Tarefa 1:
De acordo com o acórdão, até quando subsiste a obrigação com o serviço militar dos brasileiros natos que são profissionais da área de saúde?
Tarefa 2:
Resuma o acórdão em duas frases.

Texto para leitura:
- Relator(a)
- Ministro Manoel Erhardt
- Órgão julgador
- Primeira Turma
- Data do julgamento
- 26/09/2022
- Data de publicação
- 29/09/2022
STJ – Acórdão, Rel. Ministro Manoel Erhardt, Primeira Turma, j. 26/09/2022, p. 29/09/2022
ADMINISTRATIVO. AGRAVO INTERNO NO RECURSO ESPECIAL. SERVIÇO MILITAR. PROFISSIONAL DA ÁREA DE SAÚDE. DISPENSA POR RESIDÊNCIA EM MUNICÍPIO NÃO TRIBUTÁRIO. IMPOSSIBILIDADE DE CONVOCAÇÃO POSTERIOR. TEMAS 417 E 418/STJ. SÚMULA 83/STJ. LIMITE ETÁRIO MÁXIMO ALCANÇADO NO CURSO DA DEMANDA. AGRAVO INTERNO DO ENTE FEDERATIVO A QUE SE NEGA PROVIMENTO. 1. Tem-se, na origem, de Mandado de Segurança impetrado por Anderson Kretschemer, com vistas a obter a dispensa da convocação para o Estágio de Adaptação e Serviço - EAS perante o Serviço Regional Militar do Comando Militar do Sudeste, por ter sido anteriormente dispensado do serviço militar obrigatório por residir em município não tributário. 2. Consoante entendimento consolidado pela Primeira Seção do Superior Tribunal de Justiça, firmado no julgamento do REsp 1.186.513/RS, da relatoria do eminente Ministro HERMAN BEJAMIN, Tema 417 e 418/STJ, sob o rito dos recurso especiais repetitivos, os estudantes de Medicina, Farmácia, Odontologia ou Veterinária dispensados por residirem em Município não tributário não estão sujeitos à prestação do serviço militar obrigatório após a conclusão do curso superior. 3. A conclusão veiculada no acórdão de origem está em harmonia com a orientação do STJ sobre o tema, razão pela qual há de ser mantida a decisão ora agravada que aplicou o óbice da Súmula 83/STJ, segundo a qual não se conhece do recurso especial pela divergência, quando a orientação do Tribunal se firmou no mesmo sentido da decisão recorrida. 4. Importante considerar, ainda, que a Lei 5.292/1967, art. 4, § 4º, estabelece que a obrigação para com o serviço militar dos brasileiros natos, profissionais da área de saúde, começa no 1º dia de janeiro do ano em que o cidadão completar 18 anos e subsistirá até 31 de dezembro do ano em que completar 38 anos de idade. 5. Na hipótese em análise, o ora agravado, formado em Medicina, comprovou que está atualmente com 44 anos de idade, ou seja, ultrapassou o limite etário máximo durante o trâmite da presente demanda e, também por este motivo, encontra-se dispensado de forma definitiva da prestação do serviço militar. 6. Agravo interno da UNIÃO desprovido. (AgInt no REsp n. 1.776.769/SP, relator Ministro Manoel Erhardt (Desembargador Convocado do TRF5), Primeira Turma, julgado em 26/9/2022, DJe de 29/9/2022.)

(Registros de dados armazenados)
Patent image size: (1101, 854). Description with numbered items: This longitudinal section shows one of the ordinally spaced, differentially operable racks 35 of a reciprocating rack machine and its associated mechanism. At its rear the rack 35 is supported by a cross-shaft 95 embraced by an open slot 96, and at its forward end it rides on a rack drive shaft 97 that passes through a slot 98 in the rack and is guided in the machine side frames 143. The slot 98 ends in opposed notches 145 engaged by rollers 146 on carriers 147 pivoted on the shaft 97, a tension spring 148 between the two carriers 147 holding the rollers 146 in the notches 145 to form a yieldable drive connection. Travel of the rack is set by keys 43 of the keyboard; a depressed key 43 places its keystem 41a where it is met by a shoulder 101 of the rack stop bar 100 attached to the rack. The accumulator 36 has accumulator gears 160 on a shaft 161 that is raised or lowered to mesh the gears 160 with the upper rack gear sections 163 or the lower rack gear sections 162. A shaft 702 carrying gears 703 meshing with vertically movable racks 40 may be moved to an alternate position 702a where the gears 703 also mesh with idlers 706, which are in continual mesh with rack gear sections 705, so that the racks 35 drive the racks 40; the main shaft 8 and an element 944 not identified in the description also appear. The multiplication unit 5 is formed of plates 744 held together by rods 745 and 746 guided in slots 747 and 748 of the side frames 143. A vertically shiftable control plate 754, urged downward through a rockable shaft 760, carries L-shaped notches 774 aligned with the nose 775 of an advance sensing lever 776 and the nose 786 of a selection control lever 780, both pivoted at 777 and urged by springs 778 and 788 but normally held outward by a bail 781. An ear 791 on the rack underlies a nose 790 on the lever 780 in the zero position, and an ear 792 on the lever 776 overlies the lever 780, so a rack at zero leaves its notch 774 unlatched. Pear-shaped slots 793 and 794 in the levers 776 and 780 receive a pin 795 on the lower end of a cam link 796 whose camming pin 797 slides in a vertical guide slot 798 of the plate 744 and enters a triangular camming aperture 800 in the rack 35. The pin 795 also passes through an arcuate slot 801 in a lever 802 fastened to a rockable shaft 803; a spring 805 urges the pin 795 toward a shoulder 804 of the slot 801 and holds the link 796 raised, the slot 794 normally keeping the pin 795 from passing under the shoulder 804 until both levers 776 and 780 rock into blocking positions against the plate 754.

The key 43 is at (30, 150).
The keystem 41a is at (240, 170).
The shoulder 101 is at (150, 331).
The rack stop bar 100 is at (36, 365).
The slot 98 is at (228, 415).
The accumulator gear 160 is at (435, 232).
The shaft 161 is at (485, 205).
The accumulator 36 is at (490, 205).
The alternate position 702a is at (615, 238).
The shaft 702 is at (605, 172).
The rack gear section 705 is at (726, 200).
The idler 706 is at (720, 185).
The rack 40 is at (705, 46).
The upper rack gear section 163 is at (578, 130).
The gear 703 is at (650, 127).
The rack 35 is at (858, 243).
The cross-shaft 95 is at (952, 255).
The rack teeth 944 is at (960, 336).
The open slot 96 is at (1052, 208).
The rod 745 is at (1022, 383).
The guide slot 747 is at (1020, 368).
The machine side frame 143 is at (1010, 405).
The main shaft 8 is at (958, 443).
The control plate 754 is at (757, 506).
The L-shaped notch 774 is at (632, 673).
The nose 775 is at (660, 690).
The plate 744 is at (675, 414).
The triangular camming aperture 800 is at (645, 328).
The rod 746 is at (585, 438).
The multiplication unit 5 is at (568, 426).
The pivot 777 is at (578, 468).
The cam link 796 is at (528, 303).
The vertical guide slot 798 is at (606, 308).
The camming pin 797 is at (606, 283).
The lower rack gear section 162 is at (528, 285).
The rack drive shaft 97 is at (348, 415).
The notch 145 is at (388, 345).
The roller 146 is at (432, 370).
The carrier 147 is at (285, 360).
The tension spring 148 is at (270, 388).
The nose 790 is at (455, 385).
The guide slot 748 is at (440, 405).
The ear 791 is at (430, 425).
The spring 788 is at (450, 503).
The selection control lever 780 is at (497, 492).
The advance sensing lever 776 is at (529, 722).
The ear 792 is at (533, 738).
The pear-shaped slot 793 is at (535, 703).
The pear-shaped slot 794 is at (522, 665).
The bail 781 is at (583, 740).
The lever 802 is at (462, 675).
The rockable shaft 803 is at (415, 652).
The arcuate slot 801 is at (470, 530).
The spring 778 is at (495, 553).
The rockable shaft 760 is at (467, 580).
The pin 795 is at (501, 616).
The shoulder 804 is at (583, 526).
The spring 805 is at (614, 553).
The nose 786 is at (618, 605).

Resultado da tarefa 1:
Até 31 de dezembro do ano em que o cidadão completar 38 anos de idade.

Resultado da tarefa 2:
A Primeira Turma do STJ negou provimento ao agravo interno da União no caso de um formado em Medicina que, dispensado do serviço militar por residir em município não tributário, impetrou mandado de segurança para não ser convocado ao Estágio de Adaptação e Serviço. Segundo os Temas 417 e 418/STJ, estudantes de Medicina, Farmácia, Odontologia ou Veterinária dispensados por esse motivo não estão sujeitos ao serviço militar após a conclusão do curso, e o agravado, com 44 anos, também ultrapassou durante a demanda o limite etário máximo.